### WHAT IS BEING ASKED:
Copy every line, leaving nothing out and adding nothing.

-- Begin --

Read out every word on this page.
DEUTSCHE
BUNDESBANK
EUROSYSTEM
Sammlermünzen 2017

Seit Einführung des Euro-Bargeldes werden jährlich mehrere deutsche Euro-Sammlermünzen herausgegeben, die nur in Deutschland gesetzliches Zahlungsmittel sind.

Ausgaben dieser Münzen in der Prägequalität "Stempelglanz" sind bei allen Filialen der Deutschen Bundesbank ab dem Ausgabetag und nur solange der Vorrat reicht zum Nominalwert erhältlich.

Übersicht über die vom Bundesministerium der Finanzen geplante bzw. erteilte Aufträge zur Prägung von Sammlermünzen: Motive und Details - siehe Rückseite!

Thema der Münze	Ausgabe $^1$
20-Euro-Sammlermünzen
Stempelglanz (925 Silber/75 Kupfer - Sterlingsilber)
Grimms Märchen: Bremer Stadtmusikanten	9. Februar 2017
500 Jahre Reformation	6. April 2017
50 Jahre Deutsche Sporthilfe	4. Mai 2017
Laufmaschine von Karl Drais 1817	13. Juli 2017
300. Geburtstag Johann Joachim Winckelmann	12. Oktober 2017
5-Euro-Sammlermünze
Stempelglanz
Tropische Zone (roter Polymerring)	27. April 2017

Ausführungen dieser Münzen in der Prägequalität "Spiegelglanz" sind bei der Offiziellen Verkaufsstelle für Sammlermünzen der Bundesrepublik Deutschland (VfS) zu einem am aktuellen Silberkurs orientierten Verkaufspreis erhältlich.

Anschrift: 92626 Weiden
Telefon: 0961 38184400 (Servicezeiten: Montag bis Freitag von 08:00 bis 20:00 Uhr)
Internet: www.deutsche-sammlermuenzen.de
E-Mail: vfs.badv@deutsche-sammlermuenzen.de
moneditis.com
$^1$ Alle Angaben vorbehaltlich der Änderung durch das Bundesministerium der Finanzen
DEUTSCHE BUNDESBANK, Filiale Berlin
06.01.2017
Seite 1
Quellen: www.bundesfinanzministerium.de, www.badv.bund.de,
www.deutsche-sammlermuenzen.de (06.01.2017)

-- End --

### TASK RESPONSE:
Read out every word on this page.
DEUTSCHE
BUNDESBANK
EUROSYSTEM
Sammlermünzen 2017

Seit Einführung des Euro-Bargeldes werden jährlich mehrere deutsche Euro-Sammlermünzen herausgegeben, die nur in Deutschland gesetzliches Zahlungsmittel sind.

Ausgaben dieser Münzen in der Prägequalität "Stempelglanz" sind bei allen Filialen der Deutschen Bundesbank ab dem Ausgabetag und nur solange der Vorrat reicht zum Nominalwert erhältlich.

Übersicht über die vom Bundesministerium der Finanzen geplante bzw. erteilte Aufträge zur Prägung von Sammlermünzen: Motive und Details - siehe Rückseite!

Thema der Münze	Ausgabe $^1$
20-Euro-Sammlermünzen
Stempelglanz (925 Silber/75 Kupfer - Sterlingsilber)
Grimms Märchen: Bremer Stadtmusikanten	9. Februar 2017
500 Jahre Reformation	6. April 2017
50 Jahre Deutsche Sporthilfe	4. Mai 2017
Laufmaschine von Karl Drais 1817	13. Juli 2017
300. Geburtstag Johann Joachim Winckelmann	12. Oktober 2017
5-Euro-Sammlermünze
Stempelglanz
Tropische Zone (roter Polymerring)	27. April 2017

Ausführungen dieser Münzen in der Prägequalität "Spiegelglanz" sind bei der Offiziellen Verkaufsstelle für Sammlermünzen der Bundesrepublik Deutschland (VfS) zu einem am aktuellen Silberkurs orientierten Verkaufspreis erhältlich.

Anschrift: 92626 Weiden
Telefon: 0961 38184400 (Servicezeiten: Montag bis Freitag von 08:00 bis 20:00 Uhr)
Internet: www.deutsche-sammlermuenzen.de
E-Mail: vfs.badv@deutsche-sammlermuenzen.de
moneditis.com
$^1$ Alle Angaben vorbehaltlich der Änderung durch das Bundesministerium der Finanzen
DEUTSCHE BUNDESBANK, Filiale Berlin
06.01.2017
Seite 1
Quellen: www.bundesfinanzministerium.de, www.badv.bund.de,
www.deutsche-sammlermuenzen.de (06.01.2017)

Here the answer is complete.